#### Exercise set:
• A. Using the jQuery each() thread, decide whether each statement below agrees with it. Answer yes or no for each, and quote the words from the thread that settle it.
(i) The question received two upvotes.
(ii) The answer suggests .siblings() as another option to .each().
(iii) The person asking says they don't know how to put an if inside the each function.
• B. Answer these questions from the jQuery each() thread, giving each answer on its own line with the same mark.
(i) How many views does the question have?
(ii) In the question's code, what color is set on $(this) after the each() loop?
(iii) How many answers does the question have?
• C. Write the next part of the jQuery each() thread, starting after its last sentence.

#### Provided text:
Chud37
Chud37

Reputation: 5017

Affecting all-but-one-element with jQuery's each()

A quick question about jQuery's each() function;

When I use each(), it's usually because I want to affect all the elements apart from just one. For instance:

$("a.aboutMenu").each(function () {
    $(this).css("color","#FFF");
});

$(this).css("color","#111");

Is there a shorthand way of writing this better? I realise I could put an if in the each function, but there must be someway of writing "each except $(this)"?

Upvotes: 2

Views: 2327

Answers (5)

user909694
user909694

Reputation:

As an alternative to the typical .each() method, in some cases using .siblings() works out better. Especially in cases where you want to target everything except one specific element.

For example:

$('a.aboutMenu').on('click', function() {
  // the initiating element..
  this.css('color','#ddd');

  // all anchor siblings..
  this.siblings('a').css('color','#fff');

  // the initiating element and all '.menu' siblings..
  this.css('color','#ddd').siblings('a.menu').css('color','#fff');
});

Naturally, this is a simple example that doesn't cater for elements that would not (or should not) be updated, but the key point is that you can work from a single entry point (a clicked element, the currently active element, etc..) and then make your modifications to all of it's siblings.

#### Source data:
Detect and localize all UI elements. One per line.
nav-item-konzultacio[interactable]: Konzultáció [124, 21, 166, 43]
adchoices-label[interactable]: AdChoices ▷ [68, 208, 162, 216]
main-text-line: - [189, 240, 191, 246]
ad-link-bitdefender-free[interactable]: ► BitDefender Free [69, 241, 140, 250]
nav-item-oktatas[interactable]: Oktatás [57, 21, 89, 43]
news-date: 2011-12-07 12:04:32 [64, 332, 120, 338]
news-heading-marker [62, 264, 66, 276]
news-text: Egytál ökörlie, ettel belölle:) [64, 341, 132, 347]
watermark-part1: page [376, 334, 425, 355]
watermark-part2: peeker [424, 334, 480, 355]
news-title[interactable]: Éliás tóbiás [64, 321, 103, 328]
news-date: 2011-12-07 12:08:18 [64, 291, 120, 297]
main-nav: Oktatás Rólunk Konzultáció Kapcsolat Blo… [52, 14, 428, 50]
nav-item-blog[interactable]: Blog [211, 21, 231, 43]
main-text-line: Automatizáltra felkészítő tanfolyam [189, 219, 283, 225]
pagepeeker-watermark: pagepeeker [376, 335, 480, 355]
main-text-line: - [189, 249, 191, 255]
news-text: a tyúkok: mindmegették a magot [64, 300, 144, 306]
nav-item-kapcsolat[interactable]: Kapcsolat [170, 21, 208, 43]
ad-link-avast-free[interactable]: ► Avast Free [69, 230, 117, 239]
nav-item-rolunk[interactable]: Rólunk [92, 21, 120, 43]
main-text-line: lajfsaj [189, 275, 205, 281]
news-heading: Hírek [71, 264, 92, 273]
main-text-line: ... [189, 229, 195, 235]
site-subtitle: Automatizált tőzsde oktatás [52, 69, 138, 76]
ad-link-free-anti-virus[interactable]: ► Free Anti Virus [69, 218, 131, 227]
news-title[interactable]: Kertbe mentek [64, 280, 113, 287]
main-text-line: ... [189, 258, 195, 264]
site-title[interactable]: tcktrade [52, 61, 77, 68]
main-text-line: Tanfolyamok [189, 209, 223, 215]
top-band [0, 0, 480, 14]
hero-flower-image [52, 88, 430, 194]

#### Answers below:
• A.
(i) Yes: "Upvotes: 2"
(ii) Yes: "As an alternative to the typical .each() method, in some cases using .siblings() works out better."
(iii) No: "I realise I could put an if in the each function"

• B.
(i) 2327
(ii) #111
(iii) 5

• C.
Perhaps a little bit out of the scope of this question, but this could even be extended using some creative selector naming. Keeping in mind that both $('.menu-about') and $('[class=|"menu"]') would match a class selector such as 'menu-about' (see this for details), you could create a single, small, easily reusable style update function that caters for virtually any menu layout.

Upvotes: 0

Michael Low
Michael Low

Reputation: 24506

You can do it by:

$("a.aboutMenu").css("color","#FFF");
$(this).css("color","#111");

Upvotes: 1

Well, you could do the following:

$("a.aboutMenu").not( $(this) ).each(function () {
     $(this).css("color","#FFF");
});
$(this).css("color","#111");

Upvotes: 2

Andrea Turri
Andrea Turri

Reputation: 6500

Is exactly the same thing if you see on the jQuery API.

In your example you are saying: for each a.aboutMenu to change the css color to be white.

You can also write:

$.each('a.aboutMenu', function() { $(this).css("color","#FFF");} });

If you need a control just add an if inside your function.


EDIT:

To remove just this element you can write:

$('.aboutMenu').not(this).css('color', '#FFF');

or better:

$('.aboutMenu').not(this).addClass('whiteColor');

Upvotes: 3

Matt
Matt

Reputation: 75327

In this circumstance you don't even need each, but in general you could exclude this from the selector using not(), and in the same step apply it's CSS:

$("a.aboutMenu").not($(this).css('color', '#111')).each(function() {
    $(this).css("color", "#FFF");
});​

This works because using css() as a setter returns the original jQuery object, which fits as a parameter to not() quite nicely.